#### INPUT
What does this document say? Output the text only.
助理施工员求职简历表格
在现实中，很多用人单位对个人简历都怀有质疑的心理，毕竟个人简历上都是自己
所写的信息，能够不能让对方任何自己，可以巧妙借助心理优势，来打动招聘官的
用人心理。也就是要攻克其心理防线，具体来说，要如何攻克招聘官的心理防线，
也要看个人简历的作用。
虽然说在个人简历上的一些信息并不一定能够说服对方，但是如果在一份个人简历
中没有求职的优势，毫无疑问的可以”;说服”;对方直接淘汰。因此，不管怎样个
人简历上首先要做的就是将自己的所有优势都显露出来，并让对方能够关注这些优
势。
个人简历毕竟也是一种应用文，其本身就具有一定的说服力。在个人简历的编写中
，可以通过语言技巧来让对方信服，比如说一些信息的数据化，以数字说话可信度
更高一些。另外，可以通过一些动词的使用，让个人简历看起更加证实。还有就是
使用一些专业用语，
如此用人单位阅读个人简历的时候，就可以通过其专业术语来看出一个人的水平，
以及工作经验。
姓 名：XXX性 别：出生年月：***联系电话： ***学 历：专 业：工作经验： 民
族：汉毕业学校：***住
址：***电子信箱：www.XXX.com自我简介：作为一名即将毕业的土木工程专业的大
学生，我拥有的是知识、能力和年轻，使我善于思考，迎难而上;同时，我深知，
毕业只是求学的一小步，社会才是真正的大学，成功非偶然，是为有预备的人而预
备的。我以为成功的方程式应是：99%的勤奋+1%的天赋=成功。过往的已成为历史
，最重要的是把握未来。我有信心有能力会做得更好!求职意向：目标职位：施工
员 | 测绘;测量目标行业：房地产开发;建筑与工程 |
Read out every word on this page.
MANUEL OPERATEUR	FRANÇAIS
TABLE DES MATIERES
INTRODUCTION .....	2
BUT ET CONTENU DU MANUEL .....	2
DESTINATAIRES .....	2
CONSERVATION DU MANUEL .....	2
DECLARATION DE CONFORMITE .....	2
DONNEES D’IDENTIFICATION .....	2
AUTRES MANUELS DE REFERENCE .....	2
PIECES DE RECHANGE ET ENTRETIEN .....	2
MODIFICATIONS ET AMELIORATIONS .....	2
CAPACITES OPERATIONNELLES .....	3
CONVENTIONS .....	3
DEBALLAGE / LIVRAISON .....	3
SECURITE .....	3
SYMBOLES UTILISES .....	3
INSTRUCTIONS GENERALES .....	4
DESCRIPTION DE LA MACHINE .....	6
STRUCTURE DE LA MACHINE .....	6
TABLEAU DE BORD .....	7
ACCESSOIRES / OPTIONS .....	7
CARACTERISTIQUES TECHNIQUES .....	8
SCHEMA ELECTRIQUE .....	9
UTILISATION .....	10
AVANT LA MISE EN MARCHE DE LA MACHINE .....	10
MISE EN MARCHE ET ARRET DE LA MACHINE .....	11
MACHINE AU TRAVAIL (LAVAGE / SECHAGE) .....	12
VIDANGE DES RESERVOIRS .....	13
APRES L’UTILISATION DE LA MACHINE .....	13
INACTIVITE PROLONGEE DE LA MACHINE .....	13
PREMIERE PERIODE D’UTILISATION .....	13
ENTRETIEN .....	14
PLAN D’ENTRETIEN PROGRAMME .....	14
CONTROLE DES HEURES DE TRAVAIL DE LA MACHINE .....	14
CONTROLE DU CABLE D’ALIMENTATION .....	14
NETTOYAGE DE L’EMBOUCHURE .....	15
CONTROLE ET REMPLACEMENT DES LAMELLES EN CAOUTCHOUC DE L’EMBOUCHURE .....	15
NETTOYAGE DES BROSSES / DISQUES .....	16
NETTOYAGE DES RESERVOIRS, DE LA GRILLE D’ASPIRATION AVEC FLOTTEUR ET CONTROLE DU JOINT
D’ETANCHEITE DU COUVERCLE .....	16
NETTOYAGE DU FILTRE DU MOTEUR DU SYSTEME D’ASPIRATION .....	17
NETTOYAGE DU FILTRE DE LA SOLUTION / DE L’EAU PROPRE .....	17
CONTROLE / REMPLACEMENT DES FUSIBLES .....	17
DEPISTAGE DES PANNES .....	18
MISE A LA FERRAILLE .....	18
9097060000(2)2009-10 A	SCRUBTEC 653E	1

#### TASK OBJECTIVE
Output the records above in their entirety, exactly.

#### EXERCISE RESULT
What does this document say? Output the text only.
助理施工员求职简历表格
在现实中，很多用人单位对个人简历都怀有质疑的心理，毕竟个人简历上都是自己
所写的信息，能够不能让对方任何自己，可以巧妙借助心理优势，来打动招聘官的
用人心理。也就是要攻克其心理防线，具体来说，要如何攻克招聘官的心理防线，
也要看个人简历的作用。
虽然说在个人简历上的一些信息并不一定能够说服对方，但是如果在一份个人简历
中没有求职的优势，毫无疑问的可以”;说服”;对方直接淘汰。因此，不管怎样个
人简历上首先要做的就是将自己的所有优势都显露出来，并让对方能够关注这些优
势。
个人简历毕竟也是一种应用文，其本身就具有一定的说服力。在个人简历的编写中
，可以通过语言技巧来让对方信服，比如说一些信息的数据化，以数字说话可信度
更高一些。另外，可以通过一些动词的使用，让个人简历看起更加证实。还有就是
使用一些专业用语，
如此用人单位阅读个人简历的时候，就可以通过其专业术语来看出一个人的水平，
以及工作经验。
姓 名：XXX性 别：出生年月：***联系电话： ***学 历：专 业：工作经验： 民
族：汉毕业学校：***住
址：***电子信箱：www.XXX.com自我简介：作为一名即将毕业的土木工程专业的大
学生，我拥有的是知识、能力和年轻，使我善于思考，迎难而上;同时，我深知，
毕业只是求学的一小步，社会才是真正的大学，成功非偶然，是为有预备的人而预
备的。我以为成功的方程式应是：99%的勤奋+1%的天赋=成功。过往的已成为历史
，最重要的是把握未来。我有信心有能力会做得更好!求职意向：目标职位：施工
员 | 测绘;测量目标行业：房地产开发;建筑与工程 |
Read out every word on this page.
MANUEL OPERATEUR	FRANÇAIS
TABLE DES MATIERES
INTRODUCTION .....	2
BUT ET CONTENU DU MANUEL .....	2
DESTINATAIRES .....	2
CONSERVATION DU MANUEL .....	2
DECLARATION DE CONFORMITE .....	2
DONNEES D’IDENTIFICATION .....	2
AUTRES MANUELS DE REFERENCE .....	2
PIECES DE RECHANGE ET ENTRETIEN .....	2
MODIFICATIONS ET AMELIORATIONS .....	2
CAPACITES OPERATIONNELLES .....	3
CONVENTIONS .....	3
DEBALLAGE / LIVRAISON .....	3
SECURITE .....	3
SYMBOLES UTILISES .....	3
INSTRUCTIONS GENERALES .....	4
DESCRIPTION DE LA MACHINE .....	6
STRUCTURE DE LA MACHINE .....	6
TABLEAU DE BORD .....	7
ACCESSOIRES / OPTIONS .....	7
CARACTERISTIQUES TECHNIQUES .....	8
SCHEMA ELECTRIQUE .....	9
UTILISATION .....	10
AVANT LA MISE EN MARCHE DE LA MACHINE .....	10
MISE EN MARCHE ET ARRET DE LA MACHINE .....	11
MACHINE AU TRAVAIL (LAVAGE / SECHAGE) .....	12
VIDANGE DES RESERVOIRS .....	13
APRES L’UTILISATION DE LA MACHINE .....	13
INACTIVITE PROLONGEE DE LA MACHINE .....	13
PREMIERE PERIODE D’UTILISATION .....	13
ENTRETIEN .....	14
PLAN D’ENTRETIEN PROGRAMME .....	14
CONTROLE DES HEURES DE TRAVAIL DE LA MACHINE .....	14
CONTROLE DU CABLE D’ALIMENTATION .....	14
NETTOYAGE DE L’EMBOUCHURE .....	15
CONTROLE ET REMPLACEMENT DES LAMELLES EN CAOUTCHOUC DE L’EMBOUCHURE .....	15
NETTOYAGE DES BROSSES / DISQUES .....	16
NETTOYAGE DES RESERVOIRS, DE LA GRILLE D’ASPIRATION AVEC FLOTTEUR ET CONTROLE DU JOINT
D’ETANCHEITE DU COUVERCLE .....	16
NETTOYAGE DU FILTRE DU MOTEUR DU SYSTEME D’ASPIRATION .....	17
NETTOYAGE DU FILTRE DE LA SOLUTION / DE L’EAU PROPRE .....	17
CONTROLE / REMPLACEMENT DES FUSIBLES .....	17
DEPISTAGE DES PANNES .....	18
MISE A LA FERRAILLE .....	18
9097060000(2)2009-10 A	SCRUBTEC 653E	1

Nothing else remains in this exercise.